##### Data supplied #####

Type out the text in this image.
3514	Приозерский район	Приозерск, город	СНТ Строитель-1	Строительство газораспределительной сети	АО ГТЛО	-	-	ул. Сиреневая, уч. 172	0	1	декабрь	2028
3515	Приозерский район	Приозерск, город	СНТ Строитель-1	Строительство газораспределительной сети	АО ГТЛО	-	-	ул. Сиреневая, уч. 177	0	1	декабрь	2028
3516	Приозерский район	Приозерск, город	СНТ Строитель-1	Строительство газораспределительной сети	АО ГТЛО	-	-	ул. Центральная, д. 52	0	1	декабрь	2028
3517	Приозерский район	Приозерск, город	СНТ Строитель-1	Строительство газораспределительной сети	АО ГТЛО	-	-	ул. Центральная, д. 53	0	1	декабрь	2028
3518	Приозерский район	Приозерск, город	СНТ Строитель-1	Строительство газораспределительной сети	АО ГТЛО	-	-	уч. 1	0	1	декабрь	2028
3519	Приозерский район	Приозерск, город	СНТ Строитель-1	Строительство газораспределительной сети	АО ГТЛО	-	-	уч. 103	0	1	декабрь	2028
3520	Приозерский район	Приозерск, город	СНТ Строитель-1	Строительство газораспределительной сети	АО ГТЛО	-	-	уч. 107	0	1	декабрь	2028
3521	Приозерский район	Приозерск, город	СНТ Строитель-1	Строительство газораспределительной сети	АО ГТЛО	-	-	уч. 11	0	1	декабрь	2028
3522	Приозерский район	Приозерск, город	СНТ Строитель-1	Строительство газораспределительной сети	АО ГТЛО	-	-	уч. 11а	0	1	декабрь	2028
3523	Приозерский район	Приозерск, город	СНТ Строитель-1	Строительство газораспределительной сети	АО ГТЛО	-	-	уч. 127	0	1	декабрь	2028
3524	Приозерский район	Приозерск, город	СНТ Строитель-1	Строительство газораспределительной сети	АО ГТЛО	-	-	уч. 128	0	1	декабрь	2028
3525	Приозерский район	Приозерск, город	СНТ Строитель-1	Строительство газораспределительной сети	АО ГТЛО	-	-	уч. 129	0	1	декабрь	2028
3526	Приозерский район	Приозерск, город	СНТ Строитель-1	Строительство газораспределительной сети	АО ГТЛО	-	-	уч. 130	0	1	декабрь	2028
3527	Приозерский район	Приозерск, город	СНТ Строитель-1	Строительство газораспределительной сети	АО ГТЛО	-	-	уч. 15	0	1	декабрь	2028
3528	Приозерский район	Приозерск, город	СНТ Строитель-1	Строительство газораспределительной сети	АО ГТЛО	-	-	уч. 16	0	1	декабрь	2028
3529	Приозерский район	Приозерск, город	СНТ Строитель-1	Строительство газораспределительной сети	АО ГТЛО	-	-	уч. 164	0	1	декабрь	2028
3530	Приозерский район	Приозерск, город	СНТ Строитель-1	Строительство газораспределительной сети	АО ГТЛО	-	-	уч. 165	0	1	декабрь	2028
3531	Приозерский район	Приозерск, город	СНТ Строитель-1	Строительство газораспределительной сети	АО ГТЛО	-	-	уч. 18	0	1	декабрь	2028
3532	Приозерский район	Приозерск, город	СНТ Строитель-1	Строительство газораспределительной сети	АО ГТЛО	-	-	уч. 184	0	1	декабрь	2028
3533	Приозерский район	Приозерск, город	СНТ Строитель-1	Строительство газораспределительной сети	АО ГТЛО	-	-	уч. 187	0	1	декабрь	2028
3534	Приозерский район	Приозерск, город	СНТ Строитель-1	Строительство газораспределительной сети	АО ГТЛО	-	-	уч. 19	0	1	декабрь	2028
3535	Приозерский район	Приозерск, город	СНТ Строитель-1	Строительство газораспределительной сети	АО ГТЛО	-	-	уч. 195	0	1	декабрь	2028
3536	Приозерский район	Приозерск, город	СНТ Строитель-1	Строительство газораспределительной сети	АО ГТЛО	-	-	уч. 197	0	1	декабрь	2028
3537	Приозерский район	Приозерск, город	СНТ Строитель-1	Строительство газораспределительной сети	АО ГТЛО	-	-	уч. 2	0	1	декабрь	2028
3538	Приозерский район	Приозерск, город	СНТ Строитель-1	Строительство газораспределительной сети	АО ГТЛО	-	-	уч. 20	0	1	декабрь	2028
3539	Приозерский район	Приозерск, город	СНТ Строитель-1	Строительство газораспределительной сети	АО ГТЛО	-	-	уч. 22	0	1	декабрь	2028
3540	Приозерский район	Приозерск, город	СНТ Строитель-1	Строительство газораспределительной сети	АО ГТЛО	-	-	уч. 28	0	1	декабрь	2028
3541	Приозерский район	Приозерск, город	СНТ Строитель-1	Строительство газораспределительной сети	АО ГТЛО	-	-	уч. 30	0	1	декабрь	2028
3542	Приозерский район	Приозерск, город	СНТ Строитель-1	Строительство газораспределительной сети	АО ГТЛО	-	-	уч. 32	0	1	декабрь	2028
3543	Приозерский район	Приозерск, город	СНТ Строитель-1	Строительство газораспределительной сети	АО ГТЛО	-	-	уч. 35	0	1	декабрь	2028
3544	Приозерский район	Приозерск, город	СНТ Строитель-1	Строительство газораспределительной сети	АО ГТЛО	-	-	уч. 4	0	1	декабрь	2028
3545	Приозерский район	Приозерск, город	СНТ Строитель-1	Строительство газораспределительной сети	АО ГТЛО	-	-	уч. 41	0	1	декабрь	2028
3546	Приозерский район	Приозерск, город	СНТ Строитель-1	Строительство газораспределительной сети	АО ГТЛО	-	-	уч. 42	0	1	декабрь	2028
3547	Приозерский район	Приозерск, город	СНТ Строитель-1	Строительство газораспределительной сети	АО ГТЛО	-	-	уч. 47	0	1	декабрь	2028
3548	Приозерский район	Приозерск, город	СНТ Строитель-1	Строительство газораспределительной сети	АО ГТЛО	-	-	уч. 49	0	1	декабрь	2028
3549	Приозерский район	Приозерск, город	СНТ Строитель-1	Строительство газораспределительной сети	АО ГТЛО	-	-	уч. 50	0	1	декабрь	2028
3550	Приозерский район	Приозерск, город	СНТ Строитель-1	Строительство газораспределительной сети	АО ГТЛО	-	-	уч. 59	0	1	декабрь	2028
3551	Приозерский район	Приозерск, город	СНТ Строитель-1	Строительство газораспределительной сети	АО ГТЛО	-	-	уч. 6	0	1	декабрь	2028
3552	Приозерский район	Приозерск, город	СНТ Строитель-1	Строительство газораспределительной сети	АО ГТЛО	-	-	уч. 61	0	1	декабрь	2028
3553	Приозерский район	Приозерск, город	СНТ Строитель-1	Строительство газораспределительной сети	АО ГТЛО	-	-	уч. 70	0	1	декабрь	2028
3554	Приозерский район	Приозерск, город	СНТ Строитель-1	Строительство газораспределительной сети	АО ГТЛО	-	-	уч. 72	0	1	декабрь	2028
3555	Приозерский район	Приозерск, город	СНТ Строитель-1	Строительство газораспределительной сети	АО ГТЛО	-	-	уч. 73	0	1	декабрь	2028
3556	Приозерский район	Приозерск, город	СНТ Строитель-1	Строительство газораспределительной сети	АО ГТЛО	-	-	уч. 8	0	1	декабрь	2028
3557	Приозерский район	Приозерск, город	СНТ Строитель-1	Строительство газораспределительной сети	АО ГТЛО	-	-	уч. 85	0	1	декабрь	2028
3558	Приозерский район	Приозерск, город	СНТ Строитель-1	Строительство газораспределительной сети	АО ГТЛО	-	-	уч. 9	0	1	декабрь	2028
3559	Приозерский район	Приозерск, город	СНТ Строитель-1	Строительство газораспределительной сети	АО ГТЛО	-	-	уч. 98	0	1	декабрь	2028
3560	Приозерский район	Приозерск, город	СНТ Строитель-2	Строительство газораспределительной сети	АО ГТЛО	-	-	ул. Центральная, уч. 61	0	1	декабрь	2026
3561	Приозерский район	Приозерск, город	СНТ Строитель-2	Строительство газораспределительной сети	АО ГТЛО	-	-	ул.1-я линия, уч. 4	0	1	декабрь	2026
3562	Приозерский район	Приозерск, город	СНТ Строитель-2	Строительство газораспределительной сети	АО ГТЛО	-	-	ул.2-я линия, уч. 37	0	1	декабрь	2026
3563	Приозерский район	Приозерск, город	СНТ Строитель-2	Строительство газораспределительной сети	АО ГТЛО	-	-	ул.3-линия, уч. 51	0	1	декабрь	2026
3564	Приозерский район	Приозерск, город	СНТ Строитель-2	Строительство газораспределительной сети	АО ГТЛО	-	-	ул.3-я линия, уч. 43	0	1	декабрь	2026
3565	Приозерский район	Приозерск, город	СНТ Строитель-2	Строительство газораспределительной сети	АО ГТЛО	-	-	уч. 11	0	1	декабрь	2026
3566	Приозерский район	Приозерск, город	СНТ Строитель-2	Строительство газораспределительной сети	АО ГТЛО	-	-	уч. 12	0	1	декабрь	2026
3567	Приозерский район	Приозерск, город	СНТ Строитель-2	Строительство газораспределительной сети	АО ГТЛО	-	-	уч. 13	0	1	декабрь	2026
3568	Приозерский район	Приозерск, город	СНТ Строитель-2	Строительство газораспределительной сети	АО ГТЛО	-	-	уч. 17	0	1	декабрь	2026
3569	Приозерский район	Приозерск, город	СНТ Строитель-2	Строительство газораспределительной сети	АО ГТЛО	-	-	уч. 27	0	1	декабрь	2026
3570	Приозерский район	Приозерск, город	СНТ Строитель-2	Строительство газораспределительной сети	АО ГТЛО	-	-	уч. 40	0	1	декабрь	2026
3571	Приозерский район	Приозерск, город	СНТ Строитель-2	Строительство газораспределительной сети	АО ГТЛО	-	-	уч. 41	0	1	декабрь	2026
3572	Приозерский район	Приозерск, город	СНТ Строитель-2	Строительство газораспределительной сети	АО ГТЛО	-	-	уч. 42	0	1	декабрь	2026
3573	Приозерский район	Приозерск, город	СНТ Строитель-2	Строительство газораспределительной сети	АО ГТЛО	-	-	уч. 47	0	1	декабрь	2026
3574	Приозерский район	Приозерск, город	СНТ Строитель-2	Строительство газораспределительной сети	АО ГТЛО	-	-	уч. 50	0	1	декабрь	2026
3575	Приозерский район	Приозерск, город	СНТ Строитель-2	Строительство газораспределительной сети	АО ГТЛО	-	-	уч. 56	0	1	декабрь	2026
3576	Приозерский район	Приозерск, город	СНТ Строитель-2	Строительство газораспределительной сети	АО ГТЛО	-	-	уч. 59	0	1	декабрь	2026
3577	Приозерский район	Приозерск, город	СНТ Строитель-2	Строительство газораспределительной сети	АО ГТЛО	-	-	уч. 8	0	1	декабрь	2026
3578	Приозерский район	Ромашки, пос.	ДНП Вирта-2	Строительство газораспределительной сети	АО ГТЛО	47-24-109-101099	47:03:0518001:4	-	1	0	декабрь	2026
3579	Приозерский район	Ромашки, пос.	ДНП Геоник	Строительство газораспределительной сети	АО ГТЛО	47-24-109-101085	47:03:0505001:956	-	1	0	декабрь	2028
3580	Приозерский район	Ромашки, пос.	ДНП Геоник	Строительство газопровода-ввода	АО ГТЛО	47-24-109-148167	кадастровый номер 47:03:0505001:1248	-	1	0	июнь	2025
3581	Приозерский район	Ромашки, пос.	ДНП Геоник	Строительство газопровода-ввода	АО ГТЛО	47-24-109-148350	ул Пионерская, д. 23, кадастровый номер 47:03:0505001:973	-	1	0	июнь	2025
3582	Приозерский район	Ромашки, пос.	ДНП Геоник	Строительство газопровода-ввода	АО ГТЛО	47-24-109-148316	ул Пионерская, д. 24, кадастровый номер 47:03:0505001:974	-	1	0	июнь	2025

#####

● **Short exercise**
Scan the material above. Extract every line in which the word "газопровода" occurs.

● **Exercise result**
3580	Приозерский район	Ромашки, пос.	ДНП Геоник	Строительство газопровода-ввода	АО ГТЛО	47-24-109-148167	кадастровый номер 47:03:0505001:1248	-	1	0	июнь	2025
3581	Приозерский район	Ромашки, пос.	ДНП Геоник	Строительство газопровода-ввода	АО ГТЛО	47-24-109-148350	ул Пионерская, д. 23, кадастровый номер 47:03:0505001:973	-	1	0	июнь	2025
3582	Приозерский район	Ромашки, пос.	ДНП Геоник	Строительство газопровода-ввода	АО ГТЛО	47-24-109-148316	ул Пионерская, д. 24, кадастровый номер 47:03:0505001:974	-	1	0	июнь	2025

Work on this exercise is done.